** START GIVEN ENTRIES **

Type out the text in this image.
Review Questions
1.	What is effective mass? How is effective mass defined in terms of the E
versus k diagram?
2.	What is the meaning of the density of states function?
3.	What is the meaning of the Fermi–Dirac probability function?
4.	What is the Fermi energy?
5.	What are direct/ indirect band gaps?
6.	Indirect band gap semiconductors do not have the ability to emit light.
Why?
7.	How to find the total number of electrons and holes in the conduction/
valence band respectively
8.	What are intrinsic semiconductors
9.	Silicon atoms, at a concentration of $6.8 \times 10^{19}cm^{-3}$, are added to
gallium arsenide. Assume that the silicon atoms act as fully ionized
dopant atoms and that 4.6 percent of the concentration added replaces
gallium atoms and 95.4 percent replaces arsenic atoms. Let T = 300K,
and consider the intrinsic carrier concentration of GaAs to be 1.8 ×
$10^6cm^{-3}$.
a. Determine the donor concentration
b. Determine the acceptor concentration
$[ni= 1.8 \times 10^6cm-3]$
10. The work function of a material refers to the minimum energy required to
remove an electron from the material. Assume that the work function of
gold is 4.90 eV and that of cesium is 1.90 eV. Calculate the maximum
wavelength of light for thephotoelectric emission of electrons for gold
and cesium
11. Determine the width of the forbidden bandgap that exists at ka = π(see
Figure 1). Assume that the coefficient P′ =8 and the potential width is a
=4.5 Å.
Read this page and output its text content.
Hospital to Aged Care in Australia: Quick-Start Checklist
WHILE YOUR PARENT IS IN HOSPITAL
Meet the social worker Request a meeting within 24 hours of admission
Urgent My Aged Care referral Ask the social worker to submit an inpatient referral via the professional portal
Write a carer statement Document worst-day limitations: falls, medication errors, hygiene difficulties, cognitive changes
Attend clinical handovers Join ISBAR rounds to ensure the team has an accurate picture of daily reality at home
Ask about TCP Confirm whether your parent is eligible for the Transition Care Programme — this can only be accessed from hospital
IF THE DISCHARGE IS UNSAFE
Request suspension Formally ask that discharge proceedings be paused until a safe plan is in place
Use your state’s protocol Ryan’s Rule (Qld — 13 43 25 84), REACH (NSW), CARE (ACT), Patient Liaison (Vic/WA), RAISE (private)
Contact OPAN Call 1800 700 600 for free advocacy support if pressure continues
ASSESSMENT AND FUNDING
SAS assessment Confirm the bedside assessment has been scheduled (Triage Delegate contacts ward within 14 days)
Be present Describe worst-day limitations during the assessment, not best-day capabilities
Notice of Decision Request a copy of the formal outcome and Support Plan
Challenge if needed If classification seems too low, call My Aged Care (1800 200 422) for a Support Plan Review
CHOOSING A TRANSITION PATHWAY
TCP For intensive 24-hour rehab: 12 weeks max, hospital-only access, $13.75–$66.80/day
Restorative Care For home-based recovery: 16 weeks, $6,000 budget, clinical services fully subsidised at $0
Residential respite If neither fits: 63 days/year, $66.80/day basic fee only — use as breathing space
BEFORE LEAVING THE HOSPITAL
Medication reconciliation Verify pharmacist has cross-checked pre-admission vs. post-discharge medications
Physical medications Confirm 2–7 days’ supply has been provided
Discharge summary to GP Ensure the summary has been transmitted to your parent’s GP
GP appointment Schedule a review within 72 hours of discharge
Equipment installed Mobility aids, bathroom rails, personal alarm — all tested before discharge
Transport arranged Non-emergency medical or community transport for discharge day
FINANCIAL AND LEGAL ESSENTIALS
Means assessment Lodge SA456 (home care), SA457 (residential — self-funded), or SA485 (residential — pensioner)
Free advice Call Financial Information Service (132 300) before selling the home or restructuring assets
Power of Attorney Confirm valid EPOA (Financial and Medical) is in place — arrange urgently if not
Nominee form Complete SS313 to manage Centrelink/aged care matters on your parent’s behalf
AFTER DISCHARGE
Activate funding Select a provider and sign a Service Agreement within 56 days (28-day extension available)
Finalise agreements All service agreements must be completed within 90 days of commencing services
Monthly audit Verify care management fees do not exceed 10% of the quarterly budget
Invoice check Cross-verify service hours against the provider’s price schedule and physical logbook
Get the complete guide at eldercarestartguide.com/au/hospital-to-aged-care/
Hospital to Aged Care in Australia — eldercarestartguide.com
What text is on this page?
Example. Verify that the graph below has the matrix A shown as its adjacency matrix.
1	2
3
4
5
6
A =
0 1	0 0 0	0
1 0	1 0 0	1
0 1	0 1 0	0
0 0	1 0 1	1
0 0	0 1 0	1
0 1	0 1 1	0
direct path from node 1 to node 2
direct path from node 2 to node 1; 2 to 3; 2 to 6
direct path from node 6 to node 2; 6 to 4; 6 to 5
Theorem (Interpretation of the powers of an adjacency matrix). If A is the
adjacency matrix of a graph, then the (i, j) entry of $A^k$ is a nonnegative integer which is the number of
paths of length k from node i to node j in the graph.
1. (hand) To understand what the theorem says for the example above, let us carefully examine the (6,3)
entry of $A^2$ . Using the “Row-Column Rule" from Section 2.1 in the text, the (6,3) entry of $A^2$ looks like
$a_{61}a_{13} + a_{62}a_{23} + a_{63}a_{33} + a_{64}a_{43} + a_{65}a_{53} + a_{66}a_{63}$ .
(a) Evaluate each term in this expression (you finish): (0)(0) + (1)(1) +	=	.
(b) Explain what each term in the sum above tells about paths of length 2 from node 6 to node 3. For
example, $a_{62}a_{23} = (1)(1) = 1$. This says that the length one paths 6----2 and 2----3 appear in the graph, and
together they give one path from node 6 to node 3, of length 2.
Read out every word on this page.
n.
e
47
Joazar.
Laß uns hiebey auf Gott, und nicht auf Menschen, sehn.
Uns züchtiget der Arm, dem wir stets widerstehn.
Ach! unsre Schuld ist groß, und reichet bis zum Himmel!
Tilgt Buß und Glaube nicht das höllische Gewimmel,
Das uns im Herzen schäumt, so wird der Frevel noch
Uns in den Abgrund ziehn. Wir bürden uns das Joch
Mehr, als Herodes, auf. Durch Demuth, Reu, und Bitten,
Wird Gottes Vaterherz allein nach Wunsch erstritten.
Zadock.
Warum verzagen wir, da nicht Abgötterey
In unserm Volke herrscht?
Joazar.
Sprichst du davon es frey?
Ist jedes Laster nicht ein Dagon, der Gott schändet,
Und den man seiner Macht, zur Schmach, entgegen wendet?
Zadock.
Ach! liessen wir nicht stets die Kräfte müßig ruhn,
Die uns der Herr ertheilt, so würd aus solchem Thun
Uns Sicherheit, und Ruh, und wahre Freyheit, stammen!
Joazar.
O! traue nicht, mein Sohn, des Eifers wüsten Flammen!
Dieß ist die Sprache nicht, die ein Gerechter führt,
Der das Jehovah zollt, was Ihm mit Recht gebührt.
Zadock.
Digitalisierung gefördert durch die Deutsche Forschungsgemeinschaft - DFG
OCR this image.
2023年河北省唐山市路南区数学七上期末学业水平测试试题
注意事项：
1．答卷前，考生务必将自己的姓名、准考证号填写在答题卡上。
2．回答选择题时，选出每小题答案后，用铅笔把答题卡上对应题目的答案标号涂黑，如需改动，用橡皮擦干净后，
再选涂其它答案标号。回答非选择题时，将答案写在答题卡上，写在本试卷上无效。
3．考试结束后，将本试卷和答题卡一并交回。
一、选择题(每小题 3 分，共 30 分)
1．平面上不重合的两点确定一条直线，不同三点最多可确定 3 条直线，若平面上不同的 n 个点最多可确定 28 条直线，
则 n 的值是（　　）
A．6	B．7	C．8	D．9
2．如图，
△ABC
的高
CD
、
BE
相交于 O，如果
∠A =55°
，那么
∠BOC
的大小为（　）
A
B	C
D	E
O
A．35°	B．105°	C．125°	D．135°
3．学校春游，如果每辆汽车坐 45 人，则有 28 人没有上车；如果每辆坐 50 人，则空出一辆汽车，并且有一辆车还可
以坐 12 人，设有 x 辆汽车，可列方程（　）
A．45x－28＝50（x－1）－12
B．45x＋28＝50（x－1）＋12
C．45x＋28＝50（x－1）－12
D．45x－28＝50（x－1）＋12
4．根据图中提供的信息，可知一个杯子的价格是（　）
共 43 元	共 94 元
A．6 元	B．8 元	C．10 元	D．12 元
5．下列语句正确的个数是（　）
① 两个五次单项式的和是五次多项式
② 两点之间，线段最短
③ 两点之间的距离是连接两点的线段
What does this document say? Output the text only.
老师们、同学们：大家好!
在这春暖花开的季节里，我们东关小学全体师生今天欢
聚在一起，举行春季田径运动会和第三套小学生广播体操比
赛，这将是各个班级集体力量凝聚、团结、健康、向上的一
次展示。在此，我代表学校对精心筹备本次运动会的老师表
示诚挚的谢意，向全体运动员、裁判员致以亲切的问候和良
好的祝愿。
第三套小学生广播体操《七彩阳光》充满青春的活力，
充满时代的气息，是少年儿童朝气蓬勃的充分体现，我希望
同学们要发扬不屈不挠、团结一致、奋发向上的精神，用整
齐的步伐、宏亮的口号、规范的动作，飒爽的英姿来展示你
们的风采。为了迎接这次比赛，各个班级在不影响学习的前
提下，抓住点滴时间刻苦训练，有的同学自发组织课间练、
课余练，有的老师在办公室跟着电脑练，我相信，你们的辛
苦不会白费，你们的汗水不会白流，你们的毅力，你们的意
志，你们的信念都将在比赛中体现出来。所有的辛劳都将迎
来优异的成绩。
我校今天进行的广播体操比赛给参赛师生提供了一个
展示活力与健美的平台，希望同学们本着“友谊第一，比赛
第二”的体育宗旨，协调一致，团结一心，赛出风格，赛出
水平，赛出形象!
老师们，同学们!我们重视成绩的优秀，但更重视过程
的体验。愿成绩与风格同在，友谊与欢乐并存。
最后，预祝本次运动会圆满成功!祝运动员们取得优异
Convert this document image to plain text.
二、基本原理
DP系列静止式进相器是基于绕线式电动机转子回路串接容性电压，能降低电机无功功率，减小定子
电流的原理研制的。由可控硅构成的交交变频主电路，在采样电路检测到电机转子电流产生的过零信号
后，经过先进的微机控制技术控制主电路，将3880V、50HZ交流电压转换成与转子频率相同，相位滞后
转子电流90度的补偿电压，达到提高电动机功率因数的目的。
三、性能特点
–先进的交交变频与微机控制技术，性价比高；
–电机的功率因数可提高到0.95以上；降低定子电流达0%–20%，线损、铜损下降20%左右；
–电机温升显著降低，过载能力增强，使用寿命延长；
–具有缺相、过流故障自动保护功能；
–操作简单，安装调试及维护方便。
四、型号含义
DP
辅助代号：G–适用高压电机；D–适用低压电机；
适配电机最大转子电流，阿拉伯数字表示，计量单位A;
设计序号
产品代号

** END GIVEN ENTRIES **

__GOAL__: Pick out lines containing the word "image", each one as written.

__SOLUTION TO THIS TASK__:
Type out the text in this image.
OCR this image.
Convert this document image to plain text.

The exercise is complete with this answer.